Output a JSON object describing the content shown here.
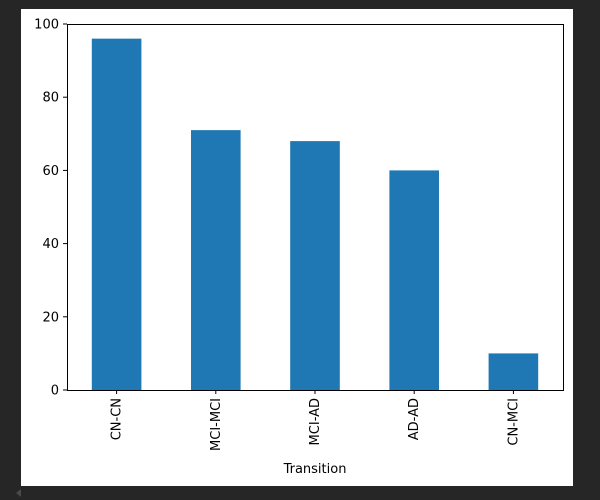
{
  "chart_data": {
    "type": "bar",
    "categories": [
      "CN-CN",
      "MCI-MCI",
      "MCI-AD",
      "AD-AD",
      "CN-MCI"
    ],
    "values": [
      96,
      71,
      68,
      60,
      10
    ],
    "title": "",
    "xlabel": "Transition",
    "ylabel": "",
    "ylim": [
      0,
      100
    ],
    "yticks": [
      0,
      20,
      40,
      60,
      80,
      100
    ],
    "grid": false,
    "legend": "none",
    "bar_color": "#1f77b4"
  },
  "colors": {
    "background": "#262626",
    "figure": "#ffffff",
    "bar": "#1f77b4"
  }
}
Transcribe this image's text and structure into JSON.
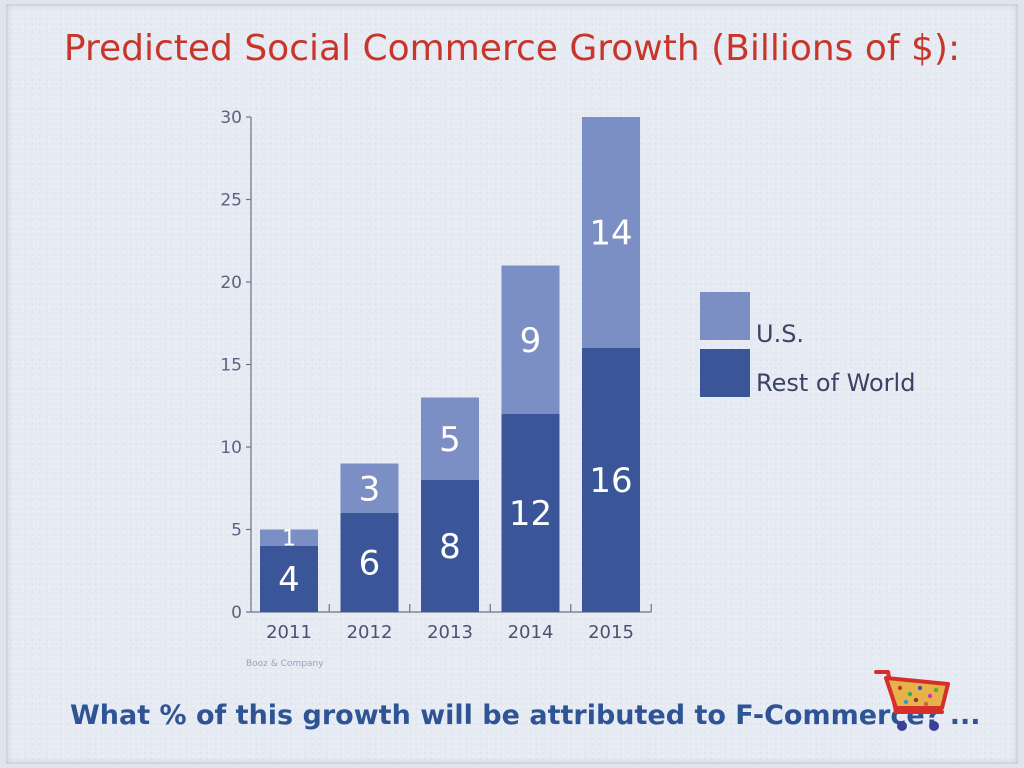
{
  "title": "Predicted Social Commerce Growth (Billions of $):",
  "question": "What % of this growth will be attributed to F-Commerce? ...",
  "source": "Booz & Company",
  "cart_icon": "shopping-cart-icon",
  "colors": {
    "us": "#7b8fc4",
    "rest_of_world": "#3a5699",
    "title": "#c8352a",
    "question": "#2f5496",
    "axis": "#6a7490"
  },
  "chart_data": {
    "type": "bar",
    "stacked": true,
    "title": "Predicted Social Commerce Growth (Billions of $):",
    "categories": [
      "2011",
      "2012",
      "2013",
      "2014",
      "2015"
    ],
    "series": [
      {
        "name": "Rest of World",
        "values": [
          4,
          6,
          8,
          12,
          16
        ]
      },
      {
        "name": "U.S.",
        "values": [
          1,
          3,
          5,
          9,
          14
        ]
      }
    ],
    "ylim": [
      0,
      30
    ],
    "yticks": [
      "0",
      "5",
      "10",
      "15",
      "20",
      "25",
      "30"
    ],
    "xlabel": "",
    "ylabel": "",
    "legend": [
      "U.S.",
      "Rest of World"
    ],
    "legend_position": "right",
    "grid": false
  }
}
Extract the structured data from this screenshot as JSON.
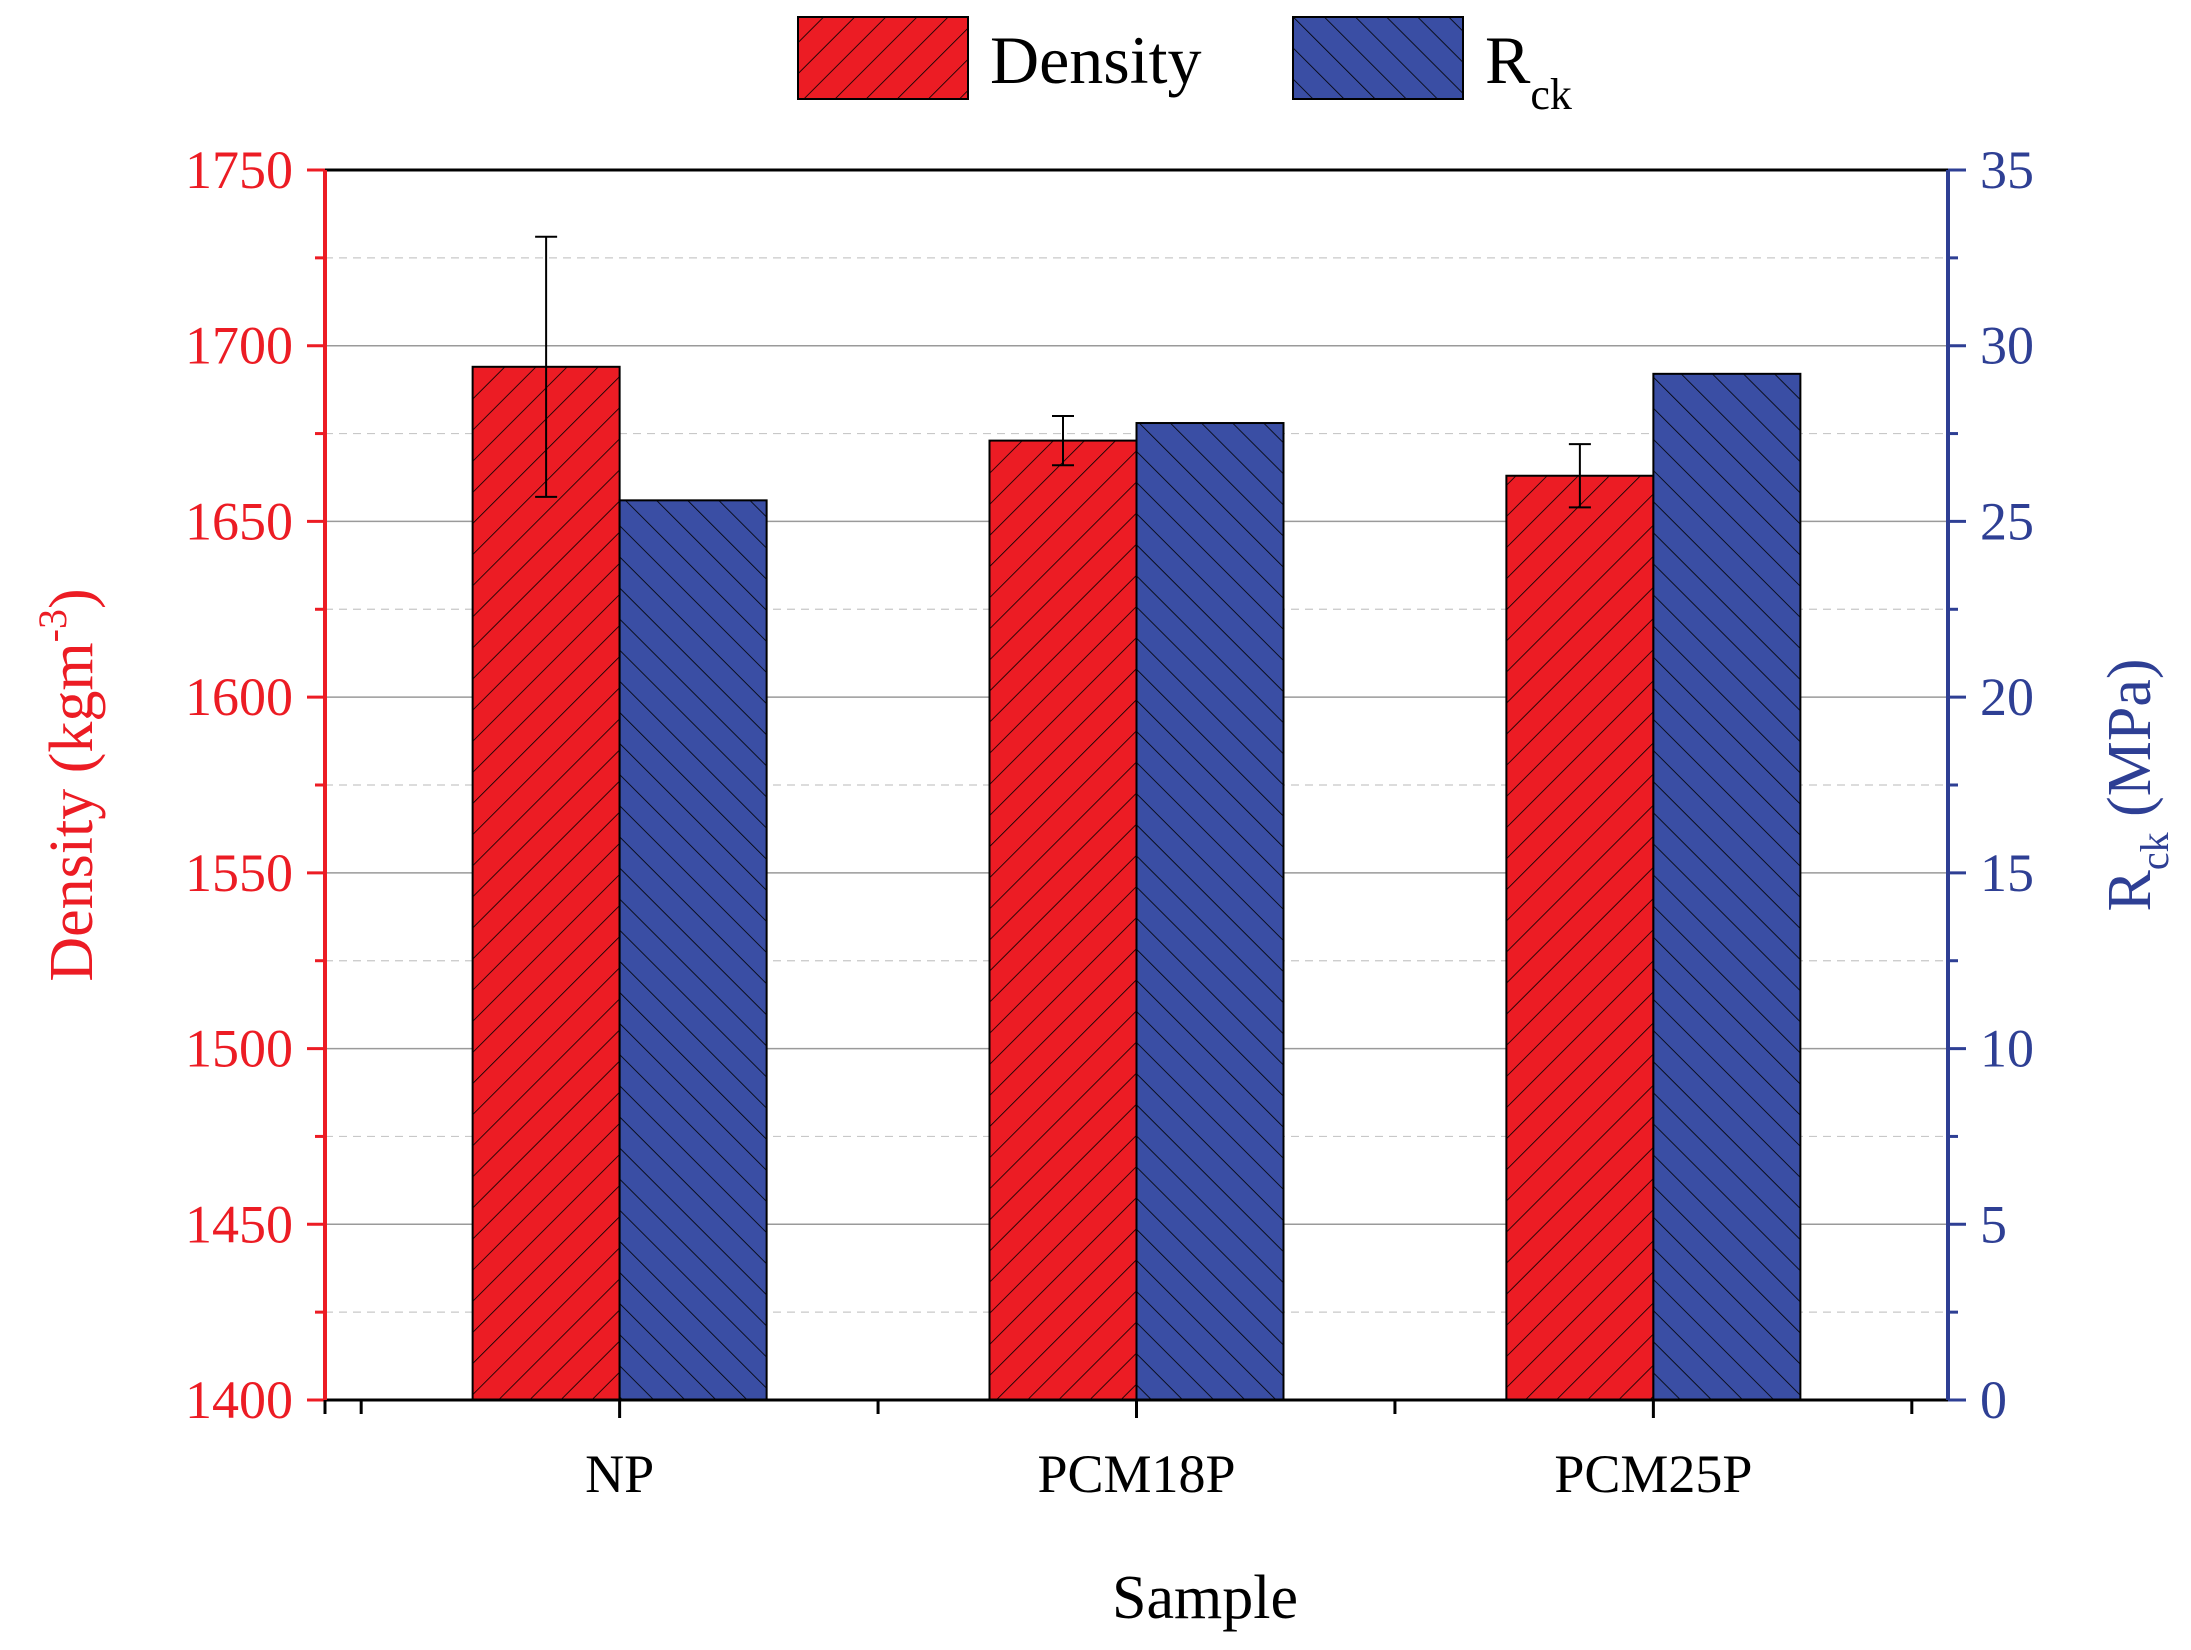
{
  "chart_data": {
    "type": "bar",
    "title": "",
    "xlabel": "Sample",
    "categories": [
      "NP",
      "PCM18P",
      "PCM25P"
    ],
    "series": [
      {
        "name": "Density",
        "axis": "left",
        "color": "#ec1c24",
        "values": [
          1694,
          1673,
          1663
        ],
        "error": [
          37,
          7,
          9
        ]
      },
      {
        "name": "R",
        "name_subscript": "ck",
        "axis": "right",
        "color": "#3a4ea4",
        "values": [
          25.6,
          27.8,
          29.2
        ]
      }
    ],
    "left_axis": {
      "label": "Density (kgm",
      "label_superscript": "-3",
      "label_suffix": ")",
      "color": "#ec1c24",
      "range": [
        1400,
        1750
      ],
      "ticks": [
        1400,
        1450,
        1500,
        1550,
        1600,
        1650,
        1700,
        1750
      ]
    },
    "right_axis": {
      "label": "R",
      "label_subscript": "ck",
      "label_suffix": " (MPa)",
      "color": "#2e3f94",
      "range": [
        0,
        35
      ],
      "ticks": [
        0,
        5,
        10,
        15,
        20,
        25,
        30,
        35
      ]
    },
    "grid": true,
    "legend_position": "top"
  }
}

○ ○ ○

> _THE REQUEST_
Print all the records again exactly; do not include any picture.

> _RESULT OF THIS EXERCISE_
Output a JSON object describing the content shown here.
{
  "chart_data": {
    "type": "bar",
    "categories": [
      "CN-CN",
      "MCI-MCI",
      "MCI-AD",
      "AD-AD",
      "CN-MCI"
    ],
    "values": [
      96,
      71,
      68,
      60,
      10
    ],
    "title": "",
    "xlabel": "Transition",
    "ylabel": "",
    "ylim": [
      0,
      100
    ],
    "yticks": [
      0,
      20,
      40,
      60,
      80,
      100
    ],
    "grid": false,
    "legend": "none",
    "bar_color": "#1f77b4"
  },
  "colors": {
    "background": "#262626",
    "figure": "#ffffff",
    "bar": "#1f77b4"
  }
}
Transcribe this image's text and structure into JSON.
{
  "title": "Predicted Social Commerce Growth (Billions of $):",
  "question": "What % of this growth will be attributed to F-Commerce? ...",
  "source": "Booz & Company",
  "cart_icon": "shopping-cart-icon",
  "colors": {
    "us": "#7b8fc4",
    "rest_of_world": "#3a5699",
    "title": "#c8352a",
    "question": "#2f5496",
    "axis": "#6a7490"
  },
  "chart_data": {
    "type": "bar",
    "stacked": true,
    "title": "Predicted Social Commerce Growth (Billions of $):",
    "categories": [
      "2011",
      "2012",
      "2013",
      "2014",
      "2015"
    ],
    "series": [
      {
        "name": "Rest of World",
        "values": [
          4,
          6,
          8,
          12,
          16
        ]
      },
      {
        "name": "U.S.",
        "values": [
          1,
          3,
          5,
          9,
          14
        ]
      }
    ],
    "ylim": [
      0,
      30
    ],
    "yticks": [
      "0",
      "5",
      "10",
      "15",
      "20",
      "25",
      "30"
    ],
    "xlabel": "",
    "ylabel": "",
    "legend": [
      "U.S.",
      "Rest of World"
    ],
    "legend_position": "right",
    "grid": false
  }
}
Extract the structured data from this screenshot as JSON.
{
  "chart_data": {
    "type": "bar",
    "title": "",
    "xlabel": "Sample",
    "categories": [
      "NP",
      "PCM18P",
      "PCM25P"
    ],
    "series": [
      {
        "name": "Density",
        "axis": "left",
        "color": "#ec1c24",
        "values": [
          1694,
          1673,
          1663
        ],
        "error": [
          37,
          7,
          9
        ]
      },
      {
        "name": "R",
        "name_subscript": "ck",
        "axis": "right",
        "color": "#3a4ea4",
        "values": [
          25.6,
          27.8,
          29.2
        ]
      }
    ],
    "left_axis": {
      "label": "Density (kgm",
      "label_superscript": "-3",
      "label_suffix": ")",
      "color": "#ec1c24",
      "range": [
        1400,
        1750
      ],
      "ticks": [
        1400,
        1450,
        1500,
        1550,
        1600,
        1650,
        1700,
        1750
      ]
    },
    "right_axis": {
      "label": "R",
      "label_subscript": "ck",
      "label_suffix": " (MPa)",
      "color": "#2e3f94",
      "range": [
        0,
        35
      ],
      "ticks": [
        0,
        5,
        10,
        15,
        20,
        25,
        30,
        35
      ]
    },
    "grid": true,
    "legend_position": "top"
  }
}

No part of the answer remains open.